> _Material provided_
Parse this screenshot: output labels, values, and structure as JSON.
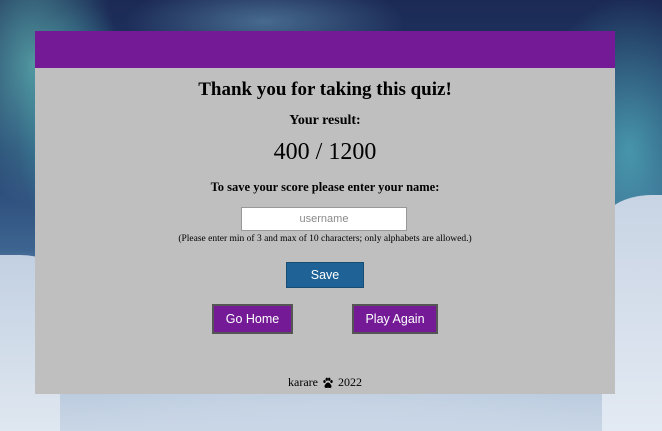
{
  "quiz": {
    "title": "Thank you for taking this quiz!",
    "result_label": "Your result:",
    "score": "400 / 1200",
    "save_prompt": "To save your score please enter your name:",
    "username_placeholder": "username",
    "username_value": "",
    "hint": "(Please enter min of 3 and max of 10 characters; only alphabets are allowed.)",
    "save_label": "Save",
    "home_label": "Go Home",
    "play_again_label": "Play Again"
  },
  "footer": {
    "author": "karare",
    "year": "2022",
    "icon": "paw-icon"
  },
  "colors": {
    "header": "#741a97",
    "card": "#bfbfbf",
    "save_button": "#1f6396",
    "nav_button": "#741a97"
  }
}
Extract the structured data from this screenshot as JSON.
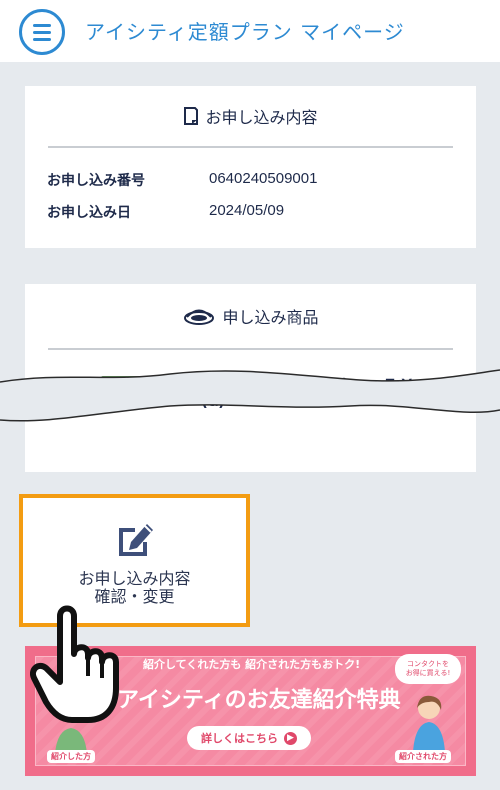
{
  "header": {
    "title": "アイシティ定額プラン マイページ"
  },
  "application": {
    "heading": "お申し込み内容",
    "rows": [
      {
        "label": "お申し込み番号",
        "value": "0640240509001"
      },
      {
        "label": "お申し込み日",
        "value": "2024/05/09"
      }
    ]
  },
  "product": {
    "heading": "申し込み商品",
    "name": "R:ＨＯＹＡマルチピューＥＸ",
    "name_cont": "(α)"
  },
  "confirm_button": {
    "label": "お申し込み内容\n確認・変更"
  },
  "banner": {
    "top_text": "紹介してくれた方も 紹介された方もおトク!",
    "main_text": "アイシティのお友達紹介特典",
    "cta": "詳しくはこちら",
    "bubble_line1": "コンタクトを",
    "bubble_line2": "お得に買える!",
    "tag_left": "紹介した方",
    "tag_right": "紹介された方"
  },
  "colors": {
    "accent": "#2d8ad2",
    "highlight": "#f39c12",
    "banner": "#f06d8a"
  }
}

---

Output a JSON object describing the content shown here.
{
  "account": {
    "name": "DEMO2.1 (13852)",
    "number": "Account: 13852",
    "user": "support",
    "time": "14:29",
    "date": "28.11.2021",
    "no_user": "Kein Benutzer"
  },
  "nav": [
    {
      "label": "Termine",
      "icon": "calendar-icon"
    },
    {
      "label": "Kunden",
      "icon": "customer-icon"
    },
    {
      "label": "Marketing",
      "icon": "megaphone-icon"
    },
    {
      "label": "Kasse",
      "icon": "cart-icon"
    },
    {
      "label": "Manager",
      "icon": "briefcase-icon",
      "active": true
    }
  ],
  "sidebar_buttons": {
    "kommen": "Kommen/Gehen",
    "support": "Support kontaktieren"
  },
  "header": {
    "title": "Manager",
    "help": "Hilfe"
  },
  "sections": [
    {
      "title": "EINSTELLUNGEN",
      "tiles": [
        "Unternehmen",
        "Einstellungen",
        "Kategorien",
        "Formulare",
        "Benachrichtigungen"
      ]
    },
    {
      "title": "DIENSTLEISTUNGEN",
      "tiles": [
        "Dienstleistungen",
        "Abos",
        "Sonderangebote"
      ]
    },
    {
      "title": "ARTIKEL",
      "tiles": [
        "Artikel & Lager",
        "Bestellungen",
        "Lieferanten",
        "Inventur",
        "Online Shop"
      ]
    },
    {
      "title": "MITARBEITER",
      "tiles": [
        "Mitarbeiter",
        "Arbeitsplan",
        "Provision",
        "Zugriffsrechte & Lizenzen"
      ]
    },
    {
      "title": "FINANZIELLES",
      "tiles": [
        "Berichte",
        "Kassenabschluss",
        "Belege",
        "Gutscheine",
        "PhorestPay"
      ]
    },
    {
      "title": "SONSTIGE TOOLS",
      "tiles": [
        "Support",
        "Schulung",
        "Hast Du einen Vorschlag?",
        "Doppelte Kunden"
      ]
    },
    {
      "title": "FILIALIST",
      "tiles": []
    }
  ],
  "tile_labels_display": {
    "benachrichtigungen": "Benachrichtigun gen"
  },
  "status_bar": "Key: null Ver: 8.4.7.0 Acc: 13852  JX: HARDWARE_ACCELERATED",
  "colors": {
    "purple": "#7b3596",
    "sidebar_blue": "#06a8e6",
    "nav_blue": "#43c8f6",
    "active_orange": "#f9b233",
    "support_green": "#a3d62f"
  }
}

---

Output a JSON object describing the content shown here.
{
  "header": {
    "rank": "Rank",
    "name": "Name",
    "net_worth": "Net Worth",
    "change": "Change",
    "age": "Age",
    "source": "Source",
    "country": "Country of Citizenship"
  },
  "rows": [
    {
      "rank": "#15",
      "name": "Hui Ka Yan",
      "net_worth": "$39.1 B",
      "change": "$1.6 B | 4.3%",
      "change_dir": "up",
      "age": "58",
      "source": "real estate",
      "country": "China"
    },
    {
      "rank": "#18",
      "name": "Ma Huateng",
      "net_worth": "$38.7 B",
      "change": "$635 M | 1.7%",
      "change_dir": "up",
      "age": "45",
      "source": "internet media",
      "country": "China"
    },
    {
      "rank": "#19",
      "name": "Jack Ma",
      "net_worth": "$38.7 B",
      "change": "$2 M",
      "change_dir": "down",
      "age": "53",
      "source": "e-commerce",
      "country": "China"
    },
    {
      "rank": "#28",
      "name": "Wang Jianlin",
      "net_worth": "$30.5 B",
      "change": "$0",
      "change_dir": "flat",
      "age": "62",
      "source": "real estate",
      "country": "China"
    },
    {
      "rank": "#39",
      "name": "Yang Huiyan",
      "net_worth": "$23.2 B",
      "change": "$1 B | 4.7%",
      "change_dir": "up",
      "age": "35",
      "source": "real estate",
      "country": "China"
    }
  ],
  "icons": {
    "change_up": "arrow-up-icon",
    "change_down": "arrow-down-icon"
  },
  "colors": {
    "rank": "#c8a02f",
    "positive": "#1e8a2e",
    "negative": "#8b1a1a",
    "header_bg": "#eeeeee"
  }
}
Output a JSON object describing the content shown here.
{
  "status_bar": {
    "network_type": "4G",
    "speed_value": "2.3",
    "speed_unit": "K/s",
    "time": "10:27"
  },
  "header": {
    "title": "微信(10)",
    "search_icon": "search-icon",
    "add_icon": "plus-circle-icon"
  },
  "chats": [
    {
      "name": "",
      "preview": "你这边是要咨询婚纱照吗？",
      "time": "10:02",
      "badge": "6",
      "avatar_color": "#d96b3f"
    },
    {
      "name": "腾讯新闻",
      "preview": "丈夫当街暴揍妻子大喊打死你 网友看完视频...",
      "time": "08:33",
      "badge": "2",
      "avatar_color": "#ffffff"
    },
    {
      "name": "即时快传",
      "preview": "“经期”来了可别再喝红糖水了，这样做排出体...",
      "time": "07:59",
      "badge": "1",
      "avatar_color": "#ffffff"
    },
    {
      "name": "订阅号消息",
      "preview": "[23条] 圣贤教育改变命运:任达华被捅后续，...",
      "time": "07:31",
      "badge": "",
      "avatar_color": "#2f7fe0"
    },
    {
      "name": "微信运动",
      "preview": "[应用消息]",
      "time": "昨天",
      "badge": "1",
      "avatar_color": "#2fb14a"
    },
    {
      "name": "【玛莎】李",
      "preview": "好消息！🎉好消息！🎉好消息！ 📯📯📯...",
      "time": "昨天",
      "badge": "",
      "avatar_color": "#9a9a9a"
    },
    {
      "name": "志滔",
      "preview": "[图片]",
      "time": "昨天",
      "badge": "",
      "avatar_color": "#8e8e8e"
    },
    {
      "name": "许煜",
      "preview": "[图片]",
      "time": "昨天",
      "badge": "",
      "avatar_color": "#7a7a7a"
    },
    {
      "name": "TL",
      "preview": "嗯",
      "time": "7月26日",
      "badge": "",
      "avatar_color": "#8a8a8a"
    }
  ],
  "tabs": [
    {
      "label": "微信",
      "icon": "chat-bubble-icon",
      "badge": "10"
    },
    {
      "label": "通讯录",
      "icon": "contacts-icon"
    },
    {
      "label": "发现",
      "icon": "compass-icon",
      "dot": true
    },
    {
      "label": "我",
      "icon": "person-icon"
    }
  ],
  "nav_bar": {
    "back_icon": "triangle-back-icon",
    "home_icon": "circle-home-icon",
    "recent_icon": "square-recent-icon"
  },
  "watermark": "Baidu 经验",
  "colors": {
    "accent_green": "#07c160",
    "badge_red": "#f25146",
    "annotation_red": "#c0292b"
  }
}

> _Your instructions_
Take every line containing the word "score" and copy it.

> _Full output_
    "score": "400 / 1200",
    "save_prompt": "To save your score please enter your name:",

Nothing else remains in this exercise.